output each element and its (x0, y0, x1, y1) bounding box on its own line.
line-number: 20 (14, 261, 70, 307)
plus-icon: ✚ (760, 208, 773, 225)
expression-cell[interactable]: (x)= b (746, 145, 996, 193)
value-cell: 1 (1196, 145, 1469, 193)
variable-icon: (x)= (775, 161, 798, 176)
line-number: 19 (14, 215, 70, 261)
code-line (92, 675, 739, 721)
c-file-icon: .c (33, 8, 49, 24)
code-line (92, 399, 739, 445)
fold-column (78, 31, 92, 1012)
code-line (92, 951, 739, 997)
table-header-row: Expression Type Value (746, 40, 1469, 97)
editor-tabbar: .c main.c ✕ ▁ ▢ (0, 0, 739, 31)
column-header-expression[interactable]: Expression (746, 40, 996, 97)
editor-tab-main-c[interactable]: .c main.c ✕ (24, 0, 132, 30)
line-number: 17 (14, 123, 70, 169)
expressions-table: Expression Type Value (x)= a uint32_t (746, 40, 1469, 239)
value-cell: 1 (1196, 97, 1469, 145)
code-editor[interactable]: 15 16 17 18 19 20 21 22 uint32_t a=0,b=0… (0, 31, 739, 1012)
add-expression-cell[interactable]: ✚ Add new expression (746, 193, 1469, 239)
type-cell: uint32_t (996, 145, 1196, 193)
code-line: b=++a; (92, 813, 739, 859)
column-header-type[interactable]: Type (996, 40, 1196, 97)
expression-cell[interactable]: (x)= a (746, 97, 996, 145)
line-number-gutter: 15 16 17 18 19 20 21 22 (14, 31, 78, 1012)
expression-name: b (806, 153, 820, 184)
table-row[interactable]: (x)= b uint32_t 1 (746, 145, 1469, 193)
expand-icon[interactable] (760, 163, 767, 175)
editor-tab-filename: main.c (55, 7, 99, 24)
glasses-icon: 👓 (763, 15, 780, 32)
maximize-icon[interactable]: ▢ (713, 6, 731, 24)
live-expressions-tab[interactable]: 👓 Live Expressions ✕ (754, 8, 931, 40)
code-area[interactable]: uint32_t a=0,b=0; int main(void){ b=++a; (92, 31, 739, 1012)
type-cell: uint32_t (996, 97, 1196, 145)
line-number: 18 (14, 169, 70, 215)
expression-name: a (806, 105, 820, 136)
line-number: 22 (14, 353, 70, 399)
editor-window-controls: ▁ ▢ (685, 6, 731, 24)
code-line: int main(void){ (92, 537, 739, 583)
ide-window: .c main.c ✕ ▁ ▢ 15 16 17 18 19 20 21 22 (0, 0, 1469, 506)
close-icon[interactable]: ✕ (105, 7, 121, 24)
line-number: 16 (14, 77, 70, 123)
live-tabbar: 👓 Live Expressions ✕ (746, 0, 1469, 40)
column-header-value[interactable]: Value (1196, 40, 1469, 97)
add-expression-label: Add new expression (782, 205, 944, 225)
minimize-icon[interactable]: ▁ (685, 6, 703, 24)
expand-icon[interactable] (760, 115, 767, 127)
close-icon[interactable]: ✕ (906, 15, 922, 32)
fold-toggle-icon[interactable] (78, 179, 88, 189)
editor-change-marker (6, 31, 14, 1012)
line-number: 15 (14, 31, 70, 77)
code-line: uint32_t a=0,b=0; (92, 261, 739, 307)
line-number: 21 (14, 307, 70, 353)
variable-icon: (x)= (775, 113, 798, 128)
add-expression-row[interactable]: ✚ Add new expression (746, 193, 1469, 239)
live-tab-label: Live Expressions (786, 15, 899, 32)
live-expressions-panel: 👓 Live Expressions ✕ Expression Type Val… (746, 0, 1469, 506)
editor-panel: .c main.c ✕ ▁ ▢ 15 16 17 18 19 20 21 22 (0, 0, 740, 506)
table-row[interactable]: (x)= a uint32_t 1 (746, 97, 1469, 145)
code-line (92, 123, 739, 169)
· · ·
Written task: Please reproduce the material above line for line, with no changes.

Solution to the exercise:
output each element and its (x0, y0, x1, y1) bounding box on its own line.
line-number: 20 (14, 261, 70, 307)
plus-icon: ✚ (760, 208, 773, 225)
expression-cell[interactable]: (x)= b (746, 145, 996, 193)
value-cell: 1 (1196, 145, 1469, 193)
variable-icon: (x)= (775, 161, 798, 176)
line-number: 19 (14, 215, 70, 261)
code-line (92, 675, 739, 721)
c-file-icon: .c (33, 8, 49, 24)
code-line (92, 399, 739, 445)
fold-column (78, 31, 92, 1012)
code-line (92, 951, 739, 997)
table-header-row: Expression Type Value (746, 40, 1469, 97)
editor-tabbar: .c main.c ✕ ▁ ▢ (0, 0, 739, 31)
column-header-expression[interactable]: Expression (746, 40, 996, 97)
editor-tab-main-c[interactable]: .c main.c ✕ (24, 0, 132, 30)
line-number: 17 (14, 123, 70, 169)
expressions-table: Expression Type Value (x)= a uint32_t (746, 40, 1469, 239)
value-cell: 1 (1196, 97, 1469, 145)
code-editor[interactable]: 15 16 17 18 19 20 21 22 uint32_t a=0,b=0… (0, 31, 739, 1012)
add-expression-cell[interactable]: ✚ Add new expression (746, 193, 1469, 239)
type-cell: uint32_t (996, 145, 1196, 193)
code-line: b=++a; (92, 813, 739, 859)
column-header-type[interactable]: Type (996, 40, 1196, 97)
expression-cell[interactable]: (x)= a (746, 97, 996, 145)
line-number-gutter: 15 16 17 18 19 20 21 22 (14, 31, 78, 1012)
expression-name: b (806, 153, 820, 184)
table-row[interactable]: (x)= b uint32_t 1 (746, 145, 1469, 193)
expand-icon[interactable] (760, 163, 767, 175)
editor-tab-filename: main.c (55, 7, 99, 24)
glasses-icon: 👓 (763, 15, 780, 32)
maximize-icon[interactable]: ▢ (713, 6, 731, 24)
live-expressions-tab[interactable]: 👓 Live Expressions ✕ (754, 8, 931, 40)
code-area[interactable]: uint32_t a=0,b=0; int main(void){ b=++a; (92, 31, 739, 1012)
type-cell: uint32_t (996, 97, 1196, 145)
line-number: 18 (14, 169, 70, 215)
expression-name: a (806, 105, 820, 136)
line-number: 22 (14, 353, 70, 399)
editor-window-controls: ▁ ▢ (685, 6, 731, 24)
code-line: int main(void){ (92, 537, 739, 583)
ide-window: .c main.c ✕ ▁ ▢ 15 16 17 18 19 20 21 22 (0, 0, 1469, 506)
close-icon[interactable]: ✕ (105, 7, 121, 24)
line-number: 16 (14, 77, 70, 123)
live-tabbar: 👓 Live Expressions ✕ (746, 0, 1469, 40)
column-header-value[interactable]: Value (1196, 40, 1469, 97)
add-expression-label: Add new expression (782, 205, 944, 225)
minimize-icon[interactable]: ▁ (685, 6, 703, 24)
expand-icon[interactable] (760, 115, 767, 127)
close-icon[interactable]: ✕ (906, 15, 922, 32)
fold-toggle-icon[interactable] (78, 179, 88, 189)
editor-change-marker (6, 31, 14, 1012)
line-number: 15 (14, 31, 70, 77)
code-line: uint32_t a=0,b=0; (92, 261, 739, 307)
line-number: 21 (14, 307, 70, 353)
variable-icon: (x)= (775, 113, 798, 128)
add-expression-row[interactable]: ✚ Add new expression (746, 193, 1469, 239)
live-tab-label: Live Expressions (786, 15, 899, 32)
live-expressions-panel: 👓 Live Expressions ✕ Expression Type Val… (746, 0, 1469, 506)
editor-panel: .c main.c ✕ ▁ ▢ 15 16 17 18 19 20 21 22 (0, 0, 740, 506)
table-row[interactable]: (x)= a uint32_t 1 (746, 97, 1469, 145)
code-line (92, 123, 739, 169)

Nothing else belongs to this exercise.